Records excerpted from a collection
§
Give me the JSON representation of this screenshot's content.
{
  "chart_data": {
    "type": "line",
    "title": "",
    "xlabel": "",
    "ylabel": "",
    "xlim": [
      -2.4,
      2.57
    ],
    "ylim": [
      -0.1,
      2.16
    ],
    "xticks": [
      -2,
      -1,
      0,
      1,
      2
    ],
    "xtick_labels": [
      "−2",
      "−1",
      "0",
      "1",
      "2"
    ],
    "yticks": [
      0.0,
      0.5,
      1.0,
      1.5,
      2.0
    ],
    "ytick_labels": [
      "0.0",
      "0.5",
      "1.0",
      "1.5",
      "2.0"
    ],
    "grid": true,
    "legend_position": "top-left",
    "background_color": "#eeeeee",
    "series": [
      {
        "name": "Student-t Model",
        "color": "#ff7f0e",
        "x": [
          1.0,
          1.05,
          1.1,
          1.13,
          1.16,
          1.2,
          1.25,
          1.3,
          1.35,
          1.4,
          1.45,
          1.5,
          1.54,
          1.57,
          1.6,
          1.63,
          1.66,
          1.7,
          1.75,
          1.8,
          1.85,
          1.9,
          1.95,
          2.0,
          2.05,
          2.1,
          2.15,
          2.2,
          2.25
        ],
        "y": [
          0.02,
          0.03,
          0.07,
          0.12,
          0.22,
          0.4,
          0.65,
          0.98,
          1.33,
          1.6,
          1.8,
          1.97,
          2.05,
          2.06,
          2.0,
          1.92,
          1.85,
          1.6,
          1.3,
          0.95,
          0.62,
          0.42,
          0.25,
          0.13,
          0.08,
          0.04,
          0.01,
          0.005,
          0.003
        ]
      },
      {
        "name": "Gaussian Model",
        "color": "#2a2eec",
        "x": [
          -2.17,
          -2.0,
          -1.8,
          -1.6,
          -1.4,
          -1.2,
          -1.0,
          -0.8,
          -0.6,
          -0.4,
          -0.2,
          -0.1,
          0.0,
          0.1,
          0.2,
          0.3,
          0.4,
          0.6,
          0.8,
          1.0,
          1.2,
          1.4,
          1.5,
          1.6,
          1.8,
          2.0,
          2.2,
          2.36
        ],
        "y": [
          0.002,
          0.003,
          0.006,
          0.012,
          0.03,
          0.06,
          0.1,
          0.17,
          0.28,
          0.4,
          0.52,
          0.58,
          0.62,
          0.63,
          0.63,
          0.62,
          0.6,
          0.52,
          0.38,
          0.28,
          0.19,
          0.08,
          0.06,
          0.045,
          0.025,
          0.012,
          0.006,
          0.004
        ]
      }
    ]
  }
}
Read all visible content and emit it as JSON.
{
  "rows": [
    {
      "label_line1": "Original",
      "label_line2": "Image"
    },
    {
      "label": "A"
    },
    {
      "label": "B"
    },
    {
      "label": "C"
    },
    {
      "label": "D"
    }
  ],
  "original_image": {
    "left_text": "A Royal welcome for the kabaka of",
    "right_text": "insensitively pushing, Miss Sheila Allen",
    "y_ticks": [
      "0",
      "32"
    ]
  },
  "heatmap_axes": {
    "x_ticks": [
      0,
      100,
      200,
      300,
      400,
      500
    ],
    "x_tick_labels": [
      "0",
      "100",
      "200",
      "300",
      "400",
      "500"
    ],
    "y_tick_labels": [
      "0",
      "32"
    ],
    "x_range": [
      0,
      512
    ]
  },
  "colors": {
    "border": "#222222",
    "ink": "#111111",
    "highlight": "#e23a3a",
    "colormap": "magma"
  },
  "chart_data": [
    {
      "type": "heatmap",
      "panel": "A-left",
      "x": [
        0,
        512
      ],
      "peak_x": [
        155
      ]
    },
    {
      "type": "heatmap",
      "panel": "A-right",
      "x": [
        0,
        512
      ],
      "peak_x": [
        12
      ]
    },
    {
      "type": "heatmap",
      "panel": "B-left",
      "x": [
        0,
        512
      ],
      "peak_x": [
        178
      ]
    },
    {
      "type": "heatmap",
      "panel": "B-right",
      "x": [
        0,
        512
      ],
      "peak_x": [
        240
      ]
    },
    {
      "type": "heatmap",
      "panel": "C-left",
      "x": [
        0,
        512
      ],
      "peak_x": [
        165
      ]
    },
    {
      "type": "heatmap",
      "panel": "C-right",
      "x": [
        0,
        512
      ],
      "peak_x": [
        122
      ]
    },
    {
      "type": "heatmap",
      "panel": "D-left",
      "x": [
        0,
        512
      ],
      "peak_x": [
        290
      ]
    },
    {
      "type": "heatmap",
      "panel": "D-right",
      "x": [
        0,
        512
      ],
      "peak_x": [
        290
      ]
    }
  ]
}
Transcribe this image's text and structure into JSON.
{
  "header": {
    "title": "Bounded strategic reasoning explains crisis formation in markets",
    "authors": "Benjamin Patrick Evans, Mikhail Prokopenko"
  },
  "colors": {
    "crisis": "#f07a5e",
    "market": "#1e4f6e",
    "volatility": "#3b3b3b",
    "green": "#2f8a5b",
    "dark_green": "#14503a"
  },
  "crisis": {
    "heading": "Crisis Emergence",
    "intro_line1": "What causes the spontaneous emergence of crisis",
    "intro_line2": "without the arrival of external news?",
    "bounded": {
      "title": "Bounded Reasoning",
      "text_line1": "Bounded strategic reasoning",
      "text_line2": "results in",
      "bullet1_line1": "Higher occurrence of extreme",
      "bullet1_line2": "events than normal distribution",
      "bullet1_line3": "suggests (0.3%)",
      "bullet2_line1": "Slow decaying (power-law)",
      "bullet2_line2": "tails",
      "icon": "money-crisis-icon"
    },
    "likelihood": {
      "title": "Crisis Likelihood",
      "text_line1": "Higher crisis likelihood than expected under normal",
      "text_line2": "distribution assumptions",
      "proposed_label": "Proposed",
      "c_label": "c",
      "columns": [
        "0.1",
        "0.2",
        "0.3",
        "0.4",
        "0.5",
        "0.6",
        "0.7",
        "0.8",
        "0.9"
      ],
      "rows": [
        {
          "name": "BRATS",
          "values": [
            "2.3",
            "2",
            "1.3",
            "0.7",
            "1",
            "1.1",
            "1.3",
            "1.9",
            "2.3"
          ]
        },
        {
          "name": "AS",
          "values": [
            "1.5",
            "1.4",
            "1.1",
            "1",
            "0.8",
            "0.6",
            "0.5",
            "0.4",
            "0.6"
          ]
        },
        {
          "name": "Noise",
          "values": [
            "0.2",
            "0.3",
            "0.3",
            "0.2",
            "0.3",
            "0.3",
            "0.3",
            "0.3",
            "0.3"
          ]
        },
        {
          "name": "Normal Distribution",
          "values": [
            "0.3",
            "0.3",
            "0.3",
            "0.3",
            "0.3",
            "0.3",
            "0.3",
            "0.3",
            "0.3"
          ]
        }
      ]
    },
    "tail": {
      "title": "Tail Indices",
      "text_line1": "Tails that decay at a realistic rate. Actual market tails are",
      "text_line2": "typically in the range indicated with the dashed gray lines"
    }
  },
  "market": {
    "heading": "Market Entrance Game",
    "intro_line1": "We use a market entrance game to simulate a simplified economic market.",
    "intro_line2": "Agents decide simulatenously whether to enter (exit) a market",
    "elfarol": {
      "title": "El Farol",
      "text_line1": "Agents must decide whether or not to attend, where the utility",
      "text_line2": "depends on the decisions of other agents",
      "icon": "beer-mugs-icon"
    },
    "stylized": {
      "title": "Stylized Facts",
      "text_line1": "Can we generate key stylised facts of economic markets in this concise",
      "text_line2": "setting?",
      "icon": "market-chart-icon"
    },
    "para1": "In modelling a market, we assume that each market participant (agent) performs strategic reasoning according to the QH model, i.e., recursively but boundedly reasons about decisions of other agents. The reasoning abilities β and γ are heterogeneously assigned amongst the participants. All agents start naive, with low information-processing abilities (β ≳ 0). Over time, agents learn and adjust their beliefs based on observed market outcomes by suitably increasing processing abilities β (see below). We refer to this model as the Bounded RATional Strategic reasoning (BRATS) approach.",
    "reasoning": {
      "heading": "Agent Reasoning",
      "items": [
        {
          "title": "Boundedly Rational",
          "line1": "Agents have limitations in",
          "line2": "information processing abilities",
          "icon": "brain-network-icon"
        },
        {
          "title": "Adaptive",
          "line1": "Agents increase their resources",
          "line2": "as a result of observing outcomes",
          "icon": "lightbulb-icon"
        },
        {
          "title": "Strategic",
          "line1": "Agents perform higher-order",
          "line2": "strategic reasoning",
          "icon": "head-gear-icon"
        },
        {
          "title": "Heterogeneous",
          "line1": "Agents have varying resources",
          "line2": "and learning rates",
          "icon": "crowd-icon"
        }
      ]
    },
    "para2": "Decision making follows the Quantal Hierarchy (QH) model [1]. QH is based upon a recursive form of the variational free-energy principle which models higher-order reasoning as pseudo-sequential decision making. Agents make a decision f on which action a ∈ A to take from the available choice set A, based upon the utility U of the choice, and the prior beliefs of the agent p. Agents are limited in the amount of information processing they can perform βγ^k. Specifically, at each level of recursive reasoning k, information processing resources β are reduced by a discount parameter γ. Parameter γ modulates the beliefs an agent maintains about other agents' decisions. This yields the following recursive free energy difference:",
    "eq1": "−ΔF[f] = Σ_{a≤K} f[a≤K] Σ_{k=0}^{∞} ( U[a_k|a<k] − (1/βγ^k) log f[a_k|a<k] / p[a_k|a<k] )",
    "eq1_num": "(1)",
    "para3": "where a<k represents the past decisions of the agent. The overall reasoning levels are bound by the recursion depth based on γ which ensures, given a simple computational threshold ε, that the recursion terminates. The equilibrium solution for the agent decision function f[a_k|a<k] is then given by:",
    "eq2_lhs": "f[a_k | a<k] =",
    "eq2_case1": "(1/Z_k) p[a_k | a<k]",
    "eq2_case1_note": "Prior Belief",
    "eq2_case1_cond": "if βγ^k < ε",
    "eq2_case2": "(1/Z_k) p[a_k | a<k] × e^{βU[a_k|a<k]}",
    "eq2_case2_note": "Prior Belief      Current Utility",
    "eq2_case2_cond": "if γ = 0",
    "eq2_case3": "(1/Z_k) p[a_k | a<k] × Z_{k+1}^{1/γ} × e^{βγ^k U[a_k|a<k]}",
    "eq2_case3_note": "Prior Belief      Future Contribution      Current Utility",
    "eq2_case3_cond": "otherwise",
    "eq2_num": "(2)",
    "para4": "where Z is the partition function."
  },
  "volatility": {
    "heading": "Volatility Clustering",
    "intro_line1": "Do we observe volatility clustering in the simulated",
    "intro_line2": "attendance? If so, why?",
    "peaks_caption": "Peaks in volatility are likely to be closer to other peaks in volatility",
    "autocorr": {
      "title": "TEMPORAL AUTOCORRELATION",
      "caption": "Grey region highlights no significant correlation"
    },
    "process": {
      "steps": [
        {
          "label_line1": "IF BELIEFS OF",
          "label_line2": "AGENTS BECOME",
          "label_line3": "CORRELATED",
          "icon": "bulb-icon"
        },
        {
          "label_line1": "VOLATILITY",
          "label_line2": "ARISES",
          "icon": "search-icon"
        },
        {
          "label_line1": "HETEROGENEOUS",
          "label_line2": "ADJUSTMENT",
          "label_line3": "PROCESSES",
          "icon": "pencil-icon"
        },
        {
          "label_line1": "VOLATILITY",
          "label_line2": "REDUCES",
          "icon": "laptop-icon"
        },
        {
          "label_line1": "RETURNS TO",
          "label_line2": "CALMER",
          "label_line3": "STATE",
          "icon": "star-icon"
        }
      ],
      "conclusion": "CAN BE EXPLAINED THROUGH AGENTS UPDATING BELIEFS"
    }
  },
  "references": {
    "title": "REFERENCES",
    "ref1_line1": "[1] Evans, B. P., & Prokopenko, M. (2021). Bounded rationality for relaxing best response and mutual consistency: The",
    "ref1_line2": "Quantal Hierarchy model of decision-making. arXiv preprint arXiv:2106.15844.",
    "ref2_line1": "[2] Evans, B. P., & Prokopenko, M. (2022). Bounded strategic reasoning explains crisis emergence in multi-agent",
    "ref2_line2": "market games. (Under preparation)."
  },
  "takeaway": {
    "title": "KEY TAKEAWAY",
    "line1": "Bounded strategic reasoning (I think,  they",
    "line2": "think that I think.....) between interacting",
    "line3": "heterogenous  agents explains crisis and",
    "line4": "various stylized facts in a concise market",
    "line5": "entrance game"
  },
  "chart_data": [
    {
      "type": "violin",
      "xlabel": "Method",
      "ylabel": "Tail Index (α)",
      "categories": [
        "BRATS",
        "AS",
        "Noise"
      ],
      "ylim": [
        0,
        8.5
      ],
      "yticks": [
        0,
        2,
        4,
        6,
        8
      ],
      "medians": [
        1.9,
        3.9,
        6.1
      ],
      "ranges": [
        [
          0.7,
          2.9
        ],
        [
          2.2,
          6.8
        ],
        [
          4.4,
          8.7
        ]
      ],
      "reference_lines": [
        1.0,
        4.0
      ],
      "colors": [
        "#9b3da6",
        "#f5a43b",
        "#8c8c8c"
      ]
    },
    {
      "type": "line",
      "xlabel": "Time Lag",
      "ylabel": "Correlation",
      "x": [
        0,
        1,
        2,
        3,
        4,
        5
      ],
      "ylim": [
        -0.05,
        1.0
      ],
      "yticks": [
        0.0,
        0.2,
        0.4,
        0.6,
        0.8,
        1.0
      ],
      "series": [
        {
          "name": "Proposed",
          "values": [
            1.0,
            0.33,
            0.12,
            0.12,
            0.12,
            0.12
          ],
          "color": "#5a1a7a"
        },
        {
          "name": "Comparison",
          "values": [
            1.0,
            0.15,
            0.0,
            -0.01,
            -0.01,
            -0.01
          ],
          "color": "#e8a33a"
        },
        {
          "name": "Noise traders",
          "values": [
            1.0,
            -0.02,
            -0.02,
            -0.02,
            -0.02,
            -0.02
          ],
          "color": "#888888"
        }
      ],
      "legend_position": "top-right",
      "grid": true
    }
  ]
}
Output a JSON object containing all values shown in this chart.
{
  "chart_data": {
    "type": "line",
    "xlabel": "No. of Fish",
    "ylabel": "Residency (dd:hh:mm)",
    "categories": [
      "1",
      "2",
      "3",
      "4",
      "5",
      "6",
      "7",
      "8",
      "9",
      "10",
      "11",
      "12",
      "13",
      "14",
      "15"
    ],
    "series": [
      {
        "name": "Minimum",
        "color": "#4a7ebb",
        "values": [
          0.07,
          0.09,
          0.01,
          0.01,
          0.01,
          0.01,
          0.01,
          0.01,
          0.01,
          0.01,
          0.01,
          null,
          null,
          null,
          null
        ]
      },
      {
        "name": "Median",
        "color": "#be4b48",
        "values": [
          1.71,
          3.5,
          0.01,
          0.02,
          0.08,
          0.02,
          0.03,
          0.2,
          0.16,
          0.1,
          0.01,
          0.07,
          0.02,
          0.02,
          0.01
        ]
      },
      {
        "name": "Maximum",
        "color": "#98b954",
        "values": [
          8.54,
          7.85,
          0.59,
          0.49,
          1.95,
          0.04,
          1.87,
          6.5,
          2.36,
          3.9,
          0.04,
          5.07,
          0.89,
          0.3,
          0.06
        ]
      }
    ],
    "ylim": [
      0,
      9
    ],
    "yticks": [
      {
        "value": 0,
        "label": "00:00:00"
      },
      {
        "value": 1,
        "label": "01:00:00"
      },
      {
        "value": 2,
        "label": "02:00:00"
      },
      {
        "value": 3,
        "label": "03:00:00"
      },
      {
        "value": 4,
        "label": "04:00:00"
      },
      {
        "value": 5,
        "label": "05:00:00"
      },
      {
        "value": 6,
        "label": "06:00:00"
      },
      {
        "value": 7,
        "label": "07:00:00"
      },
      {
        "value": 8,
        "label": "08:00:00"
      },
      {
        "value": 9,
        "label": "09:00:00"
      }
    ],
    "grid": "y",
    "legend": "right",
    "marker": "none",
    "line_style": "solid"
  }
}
§
◆ WHAT YOU SHOULD DO ◆
Give nothing but the number of lines containing the string "icon".

◆ EXERCISE OUTPUT ◆
12